▸ **Records**:
---+---

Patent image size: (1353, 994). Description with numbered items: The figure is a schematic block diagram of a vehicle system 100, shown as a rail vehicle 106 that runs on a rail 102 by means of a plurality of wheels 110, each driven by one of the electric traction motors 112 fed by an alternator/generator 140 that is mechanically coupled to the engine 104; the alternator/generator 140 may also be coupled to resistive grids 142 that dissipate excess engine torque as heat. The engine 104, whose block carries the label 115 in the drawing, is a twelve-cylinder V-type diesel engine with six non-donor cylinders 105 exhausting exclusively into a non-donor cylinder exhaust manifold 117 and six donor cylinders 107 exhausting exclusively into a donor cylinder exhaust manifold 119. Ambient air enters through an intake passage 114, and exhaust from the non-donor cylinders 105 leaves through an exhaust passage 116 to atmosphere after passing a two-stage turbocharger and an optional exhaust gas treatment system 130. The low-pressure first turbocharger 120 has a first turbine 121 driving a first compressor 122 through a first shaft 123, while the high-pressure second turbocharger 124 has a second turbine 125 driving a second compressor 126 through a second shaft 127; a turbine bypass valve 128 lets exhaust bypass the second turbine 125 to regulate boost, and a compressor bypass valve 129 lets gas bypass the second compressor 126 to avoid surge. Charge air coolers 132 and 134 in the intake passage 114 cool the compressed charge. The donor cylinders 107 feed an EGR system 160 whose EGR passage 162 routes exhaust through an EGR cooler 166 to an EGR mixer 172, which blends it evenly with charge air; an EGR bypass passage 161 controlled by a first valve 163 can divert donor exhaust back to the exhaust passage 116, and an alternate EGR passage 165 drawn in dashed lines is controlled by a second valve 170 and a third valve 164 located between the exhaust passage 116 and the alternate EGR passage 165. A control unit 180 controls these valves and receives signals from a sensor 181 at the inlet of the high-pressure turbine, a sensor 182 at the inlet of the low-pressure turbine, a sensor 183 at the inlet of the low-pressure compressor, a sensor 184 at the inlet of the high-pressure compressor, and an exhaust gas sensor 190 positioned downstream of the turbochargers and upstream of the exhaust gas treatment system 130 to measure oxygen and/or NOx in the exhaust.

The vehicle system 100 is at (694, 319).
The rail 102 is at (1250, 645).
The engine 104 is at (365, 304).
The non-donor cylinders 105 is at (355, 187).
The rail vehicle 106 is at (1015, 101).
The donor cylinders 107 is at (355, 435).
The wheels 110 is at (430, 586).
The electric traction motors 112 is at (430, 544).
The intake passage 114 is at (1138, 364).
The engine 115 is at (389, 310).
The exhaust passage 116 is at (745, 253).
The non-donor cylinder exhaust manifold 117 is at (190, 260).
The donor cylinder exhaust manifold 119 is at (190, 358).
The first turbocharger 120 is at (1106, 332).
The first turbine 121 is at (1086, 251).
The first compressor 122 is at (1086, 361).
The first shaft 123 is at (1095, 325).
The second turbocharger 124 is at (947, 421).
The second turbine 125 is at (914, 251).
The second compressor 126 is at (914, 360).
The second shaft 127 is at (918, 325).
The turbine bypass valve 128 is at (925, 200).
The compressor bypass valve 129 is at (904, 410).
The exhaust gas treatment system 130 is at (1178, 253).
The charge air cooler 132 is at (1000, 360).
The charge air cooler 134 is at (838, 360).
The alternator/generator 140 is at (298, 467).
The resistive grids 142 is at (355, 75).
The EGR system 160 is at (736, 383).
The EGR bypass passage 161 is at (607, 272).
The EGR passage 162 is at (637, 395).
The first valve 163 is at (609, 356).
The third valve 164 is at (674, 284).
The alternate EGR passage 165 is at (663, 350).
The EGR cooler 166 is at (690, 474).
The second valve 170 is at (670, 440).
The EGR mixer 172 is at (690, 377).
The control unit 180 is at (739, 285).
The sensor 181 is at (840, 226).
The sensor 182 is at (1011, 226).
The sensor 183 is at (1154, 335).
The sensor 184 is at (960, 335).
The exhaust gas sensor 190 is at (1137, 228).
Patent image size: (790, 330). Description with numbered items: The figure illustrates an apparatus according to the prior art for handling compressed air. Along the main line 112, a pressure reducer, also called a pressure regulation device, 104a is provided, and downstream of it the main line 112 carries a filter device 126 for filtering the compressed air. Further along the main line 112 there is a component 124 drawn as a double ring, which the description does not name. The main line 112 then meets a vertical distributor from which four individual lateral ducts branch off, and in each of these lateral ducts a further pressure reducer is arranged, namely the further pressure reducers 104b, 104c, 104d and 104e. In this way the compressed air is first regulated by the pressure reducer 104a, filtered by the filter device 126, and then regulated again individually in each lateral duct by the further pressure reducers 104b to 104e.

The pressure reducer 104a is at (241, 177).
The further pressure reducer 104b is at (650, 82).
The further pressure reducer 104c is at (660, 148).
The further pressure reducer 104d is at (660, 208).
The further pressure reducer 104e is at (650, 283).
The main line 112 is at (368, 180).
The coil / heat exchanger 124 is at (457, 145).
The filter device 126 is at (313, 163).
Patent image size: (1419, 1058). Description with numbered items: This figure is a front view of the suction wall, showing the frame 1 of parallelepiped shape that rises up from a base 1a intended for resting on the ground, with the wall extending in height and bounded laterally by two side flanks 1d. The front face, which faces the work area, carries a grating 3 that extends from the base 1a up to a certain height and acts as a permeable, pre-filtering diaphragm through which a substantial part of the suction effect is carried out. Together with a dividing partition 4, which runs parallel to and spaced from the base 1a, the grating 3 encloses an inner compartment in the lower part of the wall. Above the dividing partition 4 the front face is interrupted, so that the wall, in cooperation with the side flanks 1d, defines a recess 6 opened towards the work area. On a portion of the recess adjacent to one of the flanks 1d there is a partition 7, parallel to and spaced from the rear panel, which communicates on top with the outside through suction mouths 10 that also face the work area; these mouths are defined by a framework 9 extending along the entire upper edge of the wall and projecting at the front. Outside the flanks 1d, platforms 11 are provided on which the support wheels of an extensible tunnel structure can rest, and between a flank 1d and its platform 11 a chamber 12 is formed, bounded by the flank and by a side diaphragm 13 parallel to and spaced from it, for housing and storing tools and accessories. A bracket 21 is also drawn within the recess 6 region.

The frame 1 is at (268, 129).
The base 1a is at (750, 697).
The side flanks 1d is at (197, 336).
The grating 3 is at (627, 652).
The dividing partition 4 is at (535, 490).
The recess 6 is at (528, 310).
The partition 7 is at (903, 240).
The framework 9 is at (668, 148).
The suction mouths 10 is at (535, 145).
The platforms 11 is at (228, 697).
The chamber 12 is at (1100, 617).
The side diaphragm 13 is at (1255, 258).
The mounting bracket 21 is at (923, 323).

---+---

▸ **What is required**: Arrange every line of the data above as a numbered list, skipping any blank lines.

▸ **Correct response**:
1. Patent image size: (1353, 994). Description with numbered items: The figure is a schematic block diagram of a vehicle system 100, shown as a rail vehicle 106 that runs on a rail 102 by means of a plurality of wheels 110, each driven by one of the electric traction motors 112 fed by an alternator/generator 140 that is mechanically coupled to the engine 104; the alternator/generator 140 may also be coupled to resistive grids 142 that dissipate excess engine torque as heat. The engine 104, whose block carries the label 115 in the drawing, is a twelve-cylinder V-type diesel engine with six non-donor cylinders 105 exhausting exclusively into a non-donor cylinder exhaust manifold 117 and six donor cylinders 107 exhausting exclusively into a donor cylinder exhaust manifold 119. Ambient air enters through an intake passage 114, and exhaust from the non-donor cylinders 105 leaves through an exhaust passage 116 to atmosphere after passing a two-stage turbocharger and an optional exhaust gas treatment system 130. The low-pressure first turbocharger 120 has a first turbine 121 driving a first compressor 122 through a first shaft 123, while the high-pressure second turbocharger 124 has a second turbine 125 driving a second compressor 126 through a second shaft 127; a turbine bypass valve 128 lets exhaust bypass the second turbine 125 to regulate boost, and a compressor bypass valve 129 lets gas bypass the second compressor 126 to avoid surge. Charge air coolers 132 and 134 in the intake passage 114 cool the compressed charge. The donor cylinders 107 feed an EGR system 160 whose EGR passage 162 routes exhaust through an EGR cooler 166 to an EGR mixer 172, which blends it evenly with charge air; an EGR bypass passage 161 controlled by a first valve 163 can divert donor exhaust back to the exhaust passage 116, and an alternate EGR passage 165 drawn in dashed lines is controlled by a second valve 170 and a third valve 164 located between the exhaust passage 116 and the alternate EGR passage 165. A control unit 180 controls these valves and receives signals from a sensor 181 at the inlet of the high-pressure turbine, a sensor 182 at the inlet of the low-pressure turbine, a sensor 183 at the inlet of the low-pressure compressor, a sensor 184 at the inlet of the high-pressure compressor, and an exhaust gas sensor 190 positioned downstream of the turbochargers and upstream of the exhaust gas treatment system 130 to measure oxygen and/or NOx in the exhaust.
2. The vehicle system 100 is at (694, 319).
3. The rail 102 is at (1250, 645).
4. The engine 104 is at (365, 304).
5. The non-donor cylinders 105 is at (355, 187).
6. The rail vehicle 106 is at (1015, 101).
7. The donor cylinders 107 is at (355, 435).
8. The wheels 110 is at (430, 586).
9. The electric traction motors 112 is at (430, 544).
10. The intake passage 114 is at (1138, 364).
11. The engine 115 is at (389, 310).
12. The exhaust passage 116 is at (745, 253).
13. The non-donor cylinder exhaust manifold 117 is at (190, 260).
14. The donor cylinder exhaust manifold 119 is at (190, 358).
15. The first turbocharger 120 is at (1106, 332).
16. The first turbine 121 is at (1086, 251).
17. The first compressor 122 is at (1086, 361).
18. The first shaft 123 is at (1095, 325).
19. The second turbocharger 124 is at (947, 421).
20. The second turbine 125 is at (914, 251).
21. The second compressor 126 is at (914, 360).
22. The second shaft 127 is at (918, 325).
23. The turbine bypass valve 128 is at (925, 200).
24. The compressor bypass valve 129 is at (904, 410).
25. The exhaust gas treatment system 130 is at (1178, 253).
26. The charge air cooler 132 is at (1000, 360).
27. The charge air cooler 134 is at (838, 360).
28. The alternator/generator 140 is at (298, 467).
29. The resistive grids 142 is at (355, 75).
30. The EGR system 160 is at (736, 383).
31. The EGR bypass passage 161 is at (607, 272).
32. The EGR passage 162 is at (637, 395).
33. The first valve 163 is at (609, 356).
34. The third valve 164 is at (674, 284).
35. The alternate EGR passage 165 is at (663, 350).
36. The EGR cooler 166 is at (690, 474).
37. The second valve 170 is at (670, 440).
38. The EGR mixer 172 is at (690, 377).
39. The control unit 180 is at (739, 285).
40. The sensor 181 is at (840, 226).
41. The sensor 182 is at (1011, 226).
42. The sensor 183 is at (1154, 335).
43. The sensor 184 is at (960, 335).
44. The exhaust gas sensor 190 is at (1137, 228).
45. Patent image size: (790, 330). Description with numbered items: The figure illustrates an apparatus according to the prior art for handling compressed air. Along the main line 112, a pressure reducer, also called a pressure regulation device, 104a is provided, and downstream of it the main line 112 carries a filter device 126 for filtering the compressed air. Further along the main line 112 there is a component 124 drawn as a double ring, which the description does not name. The main line 112 then meets a vertical distributor from which four individual lateral ducts branch off, and in each of these lateral ducts a further pressure reducer is arranged, namely the further pressure reducers 104b, 104c, 104d and 104e. In this way the compressed air is first regulated by the pressure reducer 104a, filtered by the filter device 126, and then regulated again individually in each lateral duct by the further pressure reducers 104b to 104e.
46. The pressure reducer 104a is at (241, 177).
47. The further pressure reducer 104b is at (650, 82).
48. The further pressure reducer 104c is at (660, 148).
49. The further pressure reducer 104d is at (660, 208).
50. The further pressure reducer 104e is at (650, 283).
51. The main line 112 is at (368, 180).
52. The coil / heat exchanger 124 is at (457, 145).
53. The filter device 126 is at (313, 163).
54. Patent image size: (1419, 1058). Description with numbered items: This figure is a front view of the suction wall, showing the frame 1 of parallelepiped shape that rises up from a base 1a intended for resting on the ground, with the wall extending in height and bounded laterally by two side flanks 1d. The front face, which faces the work area, carries a grating 3 that extends from the base 1a up to a certain height and acts as a permeable, pre-filtering diaphragm through which a substantial part of the suction effect is carried out. Together with a dividing partition 4, which runs parallel to and spaced from the base 1a, the grating 3 encloses an inner compartment in the lower part of the wall. Above the dividing partition 4 the front face is interrupted, so that the wall, in cooperation with the side flanks 1d, defines a recess 6 opened towards the work area. On a portion of the recess adjacent to one of the flanks 1d there is a partition 7, parallel to and spaced from the rear panel, which communicates on top with the outside through suction mouths 10 that also face the work area; these mouths are defined by a framework 9 extending along the entire upper edge of the wall and projecting at the front. Outside the flanks 1d, platforms 11 are provided on which the support wheels of an extensible tunnel structure can rest, and between a flank 1d and its platform 11 a chamber 12 is formed, bounded by the flank and by a side diaphragm 13 parallel to and spaced from it, for housing and storing tools and accessories. A bracket 21 is also drawn within the recess 6 region.
55. The frame 1 is at (268, 129).
56. The base 1a is at (750, 697).
57. The side flanks 1d is at (197, 336).
58. The grating 3 is at (627, 652).
59. The dividing partition 4 is at (535, 490).
60. The recess 6 is at (528, 310).
61. The partition 7 is at (903, 240).
62. The framework 9 is at (668, 148).
63. The suction mouths 10 is at (535, 145).
64. The platforms 11 is at (228, 697).
65. The chamber 12 is at (1100, 617).
66. The side diaphragm 13 is at (1255, 258).
67. The mounting bracket 21 is at (923, 323).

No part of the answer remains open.